EXCERPTED DATA ▸
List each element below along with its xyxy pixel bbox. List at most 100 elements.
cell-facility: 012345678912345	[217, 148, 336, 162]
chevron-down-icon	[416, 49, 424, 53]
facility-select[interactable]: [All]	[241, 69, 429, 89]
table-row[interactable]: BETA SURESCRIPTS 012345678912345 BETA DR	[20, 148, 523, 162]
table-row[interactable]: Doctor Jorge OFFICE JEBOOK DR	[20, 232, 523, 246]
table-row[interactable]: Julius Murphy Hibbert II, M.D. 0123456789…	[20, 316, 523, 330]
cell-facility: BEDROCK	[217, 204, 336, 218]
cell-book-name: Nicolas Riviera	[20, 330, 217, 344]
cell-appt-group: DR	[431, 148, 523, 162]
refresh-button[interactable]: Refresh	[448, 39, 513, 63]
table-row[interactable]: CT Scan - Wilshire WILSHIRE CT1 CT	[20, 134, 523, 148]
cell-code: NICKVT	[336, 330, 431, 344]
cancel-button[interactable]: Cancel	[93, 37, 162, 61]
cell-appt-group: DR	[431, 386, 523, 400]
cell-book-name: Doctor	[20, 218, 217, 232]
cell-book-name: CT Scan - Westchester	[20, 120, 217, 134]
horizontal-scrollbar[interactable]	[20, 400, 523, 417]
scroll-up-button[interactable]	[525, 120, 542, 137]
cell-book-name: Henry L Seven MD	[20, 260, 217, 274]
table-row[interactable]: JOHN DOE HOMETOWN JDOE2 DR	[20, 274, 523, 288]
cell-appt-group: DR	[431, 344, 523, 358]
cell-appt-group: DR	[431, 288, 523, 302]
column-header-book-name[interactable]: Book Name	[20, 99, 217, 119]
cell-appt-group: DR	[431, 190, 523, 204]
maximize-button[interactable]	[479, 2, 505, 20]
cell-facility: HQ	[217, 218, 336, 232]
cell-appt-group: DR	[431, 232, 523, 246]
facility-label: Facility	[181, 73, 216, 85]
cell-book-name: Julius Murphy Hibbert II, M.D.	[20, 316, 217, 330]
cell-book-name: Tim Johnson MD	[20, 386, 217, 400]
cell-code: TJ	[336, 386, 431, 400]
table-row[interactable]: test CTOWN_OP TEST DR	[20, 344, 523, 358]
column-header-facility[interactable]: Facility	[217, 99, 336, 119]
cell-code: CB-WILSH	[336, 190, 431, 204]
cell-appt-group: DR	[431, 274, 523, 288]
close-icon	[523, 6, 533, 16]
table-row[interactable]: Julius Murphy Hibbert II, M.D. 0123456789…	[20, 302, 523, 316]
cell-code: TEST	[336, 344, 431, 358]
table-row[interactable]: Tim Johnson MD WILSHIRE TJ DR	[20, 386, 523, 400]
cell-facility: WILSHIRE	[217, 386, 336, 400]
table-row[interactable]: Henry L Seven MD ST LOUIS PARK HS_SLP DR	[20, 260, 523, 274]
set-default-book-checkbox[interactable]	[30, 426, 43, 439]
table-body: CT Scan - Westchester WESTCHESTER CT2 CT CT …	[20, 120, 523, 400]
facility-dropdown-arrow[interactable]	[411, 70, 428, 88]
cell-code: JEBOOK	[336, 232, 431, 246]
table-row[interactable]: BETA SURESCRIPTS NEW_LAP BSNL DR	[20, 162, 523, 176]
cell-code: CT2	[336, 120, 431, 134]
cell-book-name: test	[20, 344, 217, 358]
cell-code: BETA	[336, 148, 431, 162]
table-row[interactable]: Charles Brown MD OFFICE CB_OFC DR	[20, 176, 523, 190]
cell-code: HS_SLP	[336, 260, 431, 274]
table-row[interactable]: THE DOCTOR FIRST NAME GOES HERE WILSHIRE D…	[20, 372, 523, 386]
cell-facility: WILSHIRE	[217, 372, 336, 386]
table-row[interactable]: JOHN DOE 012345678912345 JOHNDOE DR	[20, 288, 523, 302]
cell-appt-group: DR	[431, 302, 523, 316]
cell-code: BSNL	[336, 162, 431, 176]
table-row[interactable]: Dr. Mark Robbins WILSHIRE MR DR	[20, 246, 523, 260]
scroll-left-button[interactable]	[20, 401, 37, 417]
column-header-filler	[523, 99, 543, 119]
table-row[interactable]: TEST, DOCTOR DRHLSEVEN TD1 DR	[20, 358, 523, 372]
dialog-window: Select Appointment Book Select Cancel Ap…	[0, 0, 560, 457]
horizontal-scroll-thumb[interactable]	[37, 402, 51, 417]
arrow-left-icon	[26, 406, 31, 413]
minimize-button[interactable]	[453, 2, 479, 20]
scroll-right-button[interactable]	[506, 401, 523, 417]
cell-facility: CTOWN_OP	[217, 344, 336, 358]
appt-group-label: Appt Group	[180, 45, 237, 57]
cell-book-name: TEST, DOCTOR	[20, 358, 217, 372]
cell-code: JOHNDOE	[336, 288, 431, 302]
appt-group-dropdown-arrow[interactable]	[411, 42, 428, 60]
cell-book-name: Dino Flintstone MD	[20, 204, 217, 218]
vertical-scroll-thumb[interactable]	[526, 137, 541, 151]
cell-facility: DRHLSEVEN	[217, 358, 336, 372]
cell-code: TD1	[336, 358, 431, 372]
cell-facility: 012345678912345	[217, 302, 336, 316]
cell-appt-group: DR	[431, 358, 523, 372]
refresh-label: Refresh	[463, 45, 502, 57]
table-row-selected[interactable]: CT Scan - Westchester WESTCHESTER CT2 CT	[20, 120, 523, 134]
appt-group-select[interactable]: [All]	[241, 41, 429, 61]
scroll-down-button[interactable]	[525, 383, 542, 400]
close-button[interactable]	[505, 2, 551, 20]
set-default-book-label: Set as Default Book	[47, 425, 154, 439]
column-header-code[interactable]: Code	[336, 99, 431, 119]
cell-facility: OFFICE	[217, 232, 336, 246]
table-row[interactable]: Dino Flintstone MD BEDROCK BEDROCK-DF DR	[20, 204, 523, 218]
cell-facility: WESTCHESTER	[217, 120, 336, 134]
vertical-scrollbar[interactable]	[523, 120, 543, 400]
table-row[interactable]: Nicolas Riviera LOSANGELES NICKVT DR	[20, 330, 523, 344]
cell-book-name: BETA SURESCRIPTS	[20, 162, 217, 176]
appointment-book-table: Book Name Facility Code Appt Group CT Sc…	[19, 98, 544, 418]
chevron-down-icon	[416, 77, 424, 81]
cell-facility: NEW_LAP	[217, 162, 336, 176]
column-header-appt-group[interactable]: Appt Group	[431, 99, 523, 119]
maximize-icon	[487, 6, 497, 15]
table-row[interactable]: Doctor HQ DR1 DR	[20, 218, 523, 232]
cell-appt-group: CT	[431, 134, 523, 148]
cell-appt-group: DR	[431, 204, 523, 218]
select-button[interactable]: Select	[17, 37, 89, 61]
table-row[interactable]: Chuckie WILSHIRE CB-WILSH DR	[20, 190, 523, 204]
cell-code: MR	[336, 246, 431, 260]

THE TASK ▸ Copy out all of the entries above character for character, leaving every line unchanged.

FINISHED ANSWER ▸
List each element below along with its xyxy pixel bbox. List at most 100 elements.
cell-facility: 012345678912345	[217, 148, 336, 162]
chevron-down-icon	[416, 49, 424, 53]
facility-select[interactable]: [All]	[241, 69, 429, 89]
table-row[interactable]: BETA SURESCRIPTS 012345678912345 BETA DR	[20, 148, 523, 162]
table-row[interactable]: Doctor Jorge OFFICE JEBOOK DR	[20, 232, 523, 246]
table-row[interactable]: Julius Murphy Hibbert II, M.D. 0123456789…	[20, 316, 523, 330]
cell-facility: BEDROCK	[217, 204, 336, 218]
cell-book-name: Nicolas Riviera	[20, 330, 217, 344]
cell-appt-group: DR	[431, 148, 523, 162]
refresh-button[interactable]: Refresh	[448, 39, 513, 63]
table-row[interactable]: CT Scan - Wilshire WILSHIRE CT1 CT	[20, 134, 523, 148]
cell-code: NICKVT	[336, 330, 431, 344]
cancel-button[interactable]: Cancel	[93, 37, 162, 61]
cell-appt-group: DR	[431, 386, 523, 400]
cell-book-name: Doctor	[20, 218, 217, 232]
cell-book-name: CT Scan - Westchester	[20, 120, 217, 134]
horizontal-scrollbar[interactable]	[20, 400, 523, 417]
scroll-up-button[interactable]	[525, 120, 542, 137]
cell-book-name: Henry L Seven MD	[20, 260, 217, 274]
table-row[interactable]: JOHN DOE HOMETOWN JDOE2 DR	[20, 274, 523, 288]
cell-appt-group: DR	[431, 344, 523, 358]
cell-appt-group: DR	[431, 288, 523, 302]
column-header-book-name[interactable]: Book Name	[20, 99, 217, 119]
cell-appt-group: DR	[431, 190, 523, 204]
maximize-button[interactable]	[479, 2, 505, 20]
cell-facility: HQ	[217, 218, 336, 232]
cell-appt-group: DR	[431, 232, 523, 246]
facility-label: Facility	[181, 73, 216, 85]
cell-book-name: Julius Murphy Hibbert II, M.D.	[20, 316, 217, 330]
cell-book-name: Tim Johnson MD	[20, 386, 217, 400]
cell-code: TJ	[336, 386, 431, 400]
table-row[interactable]: test CTOWN_OP TEST DR	[20, 344, 523, 358]
column-header-facility[interactable]: Facility	[217, 99, 336, 119]
cell-code: CB-WILSH	[336, 190, 431, 204]
cell-appt-group: DR	[431, 274, 523, 288]
close-icon	[523, 6, 533, 16]
table-row[interactable]: Julius Murphy Hibbert II, M.D. 0123456789…	[20, 302, 523, 316]
cell-code: TEST	[336, 344, 431, 358]
table-row[interactable]: Tim Johnson MD WILSHIRE TJ DR	[20, 386, 523, 400]
cell-facility: WILSHIRE	[217, 386, 336, 400]
table-row[interactable]: Henry L Seven MD ST LOUIS PARK HS_SLP DR	[20, 260, 523, 274]
set-default-book-checkbox[interactable]	[30, 426, 43, 439]
table-body: CT Scan - Westchester WESTCHESTER CT2 CT CT …	[20, 120, 523, 400]
facility-dropdown-arrow[interactable]	[411, 70, 428, 88]
cell-code: JEBOOK	[336, 232, 431, 246]
table-row[interactable]: BETA SURESCRIPTS NEW_LAP BSNL DR	[20, 162, 523, 176]
cell-code: CT2	[336, 120, 431, 134]
cell-book-name: test	[20, 344, 217, 358]
cell-code: BETA	[336, 148, 431, 162]
table-row[interactable]: Charles Brown MD OFFICE CB_OFC DR	[20, 176, 523, 190]
cell-code: HS_SLP	[336, 260, 431, 274]
table-row[interactable]: THE DOCTOR FIRST NAME GOES HERE WILSHIRE D…	[20, 372, 523, 386]
cell-facility: WILSHIRE	[217, 372, 336, 386]
table-row[interactable]: JOHN DOE 012345678912345 JOHNDOE DR	[20, 288, 523, 302]
cell-appt-group: DR	[431, 302, 523, 316]
cell-code: BSNL	[336, 162, 431, 176]
table-row[interactable]: Dr. Mark Robbins WILSHIRE MR DR	[20, 246, 523, 260]
scroll-left-button[interactable]	[20, 401, 37, 417]
column-header-filler	[523, 99, 543, 119]
table-row[interactable]: TEST, DOCTOR DRHLSEVEN TD1 DR	[20, 358, 523, 372]
dialog-window: Select Appointment Book Select Cancel Ap…	[0, 0, 560, 457]
horizontal-scroll-thumb[interactable]	[37, 402, 51, 417]
arrow-left-icon	[26, 406, 31, 413]
minimize-button[interactable]	[453, 2, 479, 20]
scroll-right-button[interactable]	[506, 401, 523, 417]
cell-facility: CTOWN_OP	[217, 344, 336, 358]
appt-group-label: Appt Group	[180, 45, 237, 57]
cell-book-name: TEST, DOCTOR	[20, 358, 217, 372]
cell-code: JOHNDOE	[336, 288, 431, 302]
appt-group-dropdown-arrow[interactable]	[411, 42, 428, 60]
cell-book-name: Dino Flintstone MD	[20, 204, 217, 218]
vertical-scroll-thumb[interactable]	[526, 137, 541, 151]
cell-facility: DRHLSEVEN	[217, 358, 336, 372]
cell-code: TD1	[336, 358, 431, 372]
cell-facility: 012345678912345	[217, 302, 336, 316]
cell-appt-group: DR	[431, 358, 523, 372]
refresh-label: Refresh	[463, 45, 502, 57]
table-row-selected[interactable]: CT Scan - Westchester WESTCHESTER CT2 CT	[20, 120, 523, 134]
appt-group-select[interactable]: [All]	[241, 41, 429, 61]
scroll-down-button[interactable]	[525, 383, 542, 400]
close-button[interactable]	[505, 2, 551, 20]
set-default-book-label: Set as Default Book	[47, 425, 154, 439]
column-header-code[interactable]: Code	[336, 99, 431, 119]
cell-facility: OFFICE	[217, 232, 336, 246]
table-row[interactable]: Dino Flintstone MD BEDROCK BEDROCK-DF DR	[20, 204, 523, 218]
cell-facility: WESTCHESTER	[217, 120, 336, 134]
vertical-scrollbar[interactable]	[523, 120, 543, 400]
table-row[interactable]: Nicolas Riviera LOSANGELES NICKVT DR	[20, 330, 523, 344]
cell-book-name: BETA SURESCRIPTS	[20, 162, 217, 176]
appointment-book-table: Book Name Facility Code Appt Group CT Sc…	[19, 98, 544, 418]
chevron-down-icon	[416, 77, 424, 81]
cell-facility: NEW_LAP	[217, 162, 336, 176]
column-header-appt-group[interactable]: Appt Group	[431, 99, 523, 119]
maximize-icon	[487, 6, 497, 15]
table-row[interactable]: Doctor HQ DR1 DR	[20, 218, 523, 232]
cell-appt-group: CT	[431, 134, 523, 148]
cell-appt-group: DR	[431, 204, 523, 218]
select-button[interactable]: Select	[17, 37, 89, 61]
table-row[interactable]: Chuckie WILSHIRE CB-WILSH DR	[20, 190, 523, 204]
cell-code: MR	[336, 246, 431, 260]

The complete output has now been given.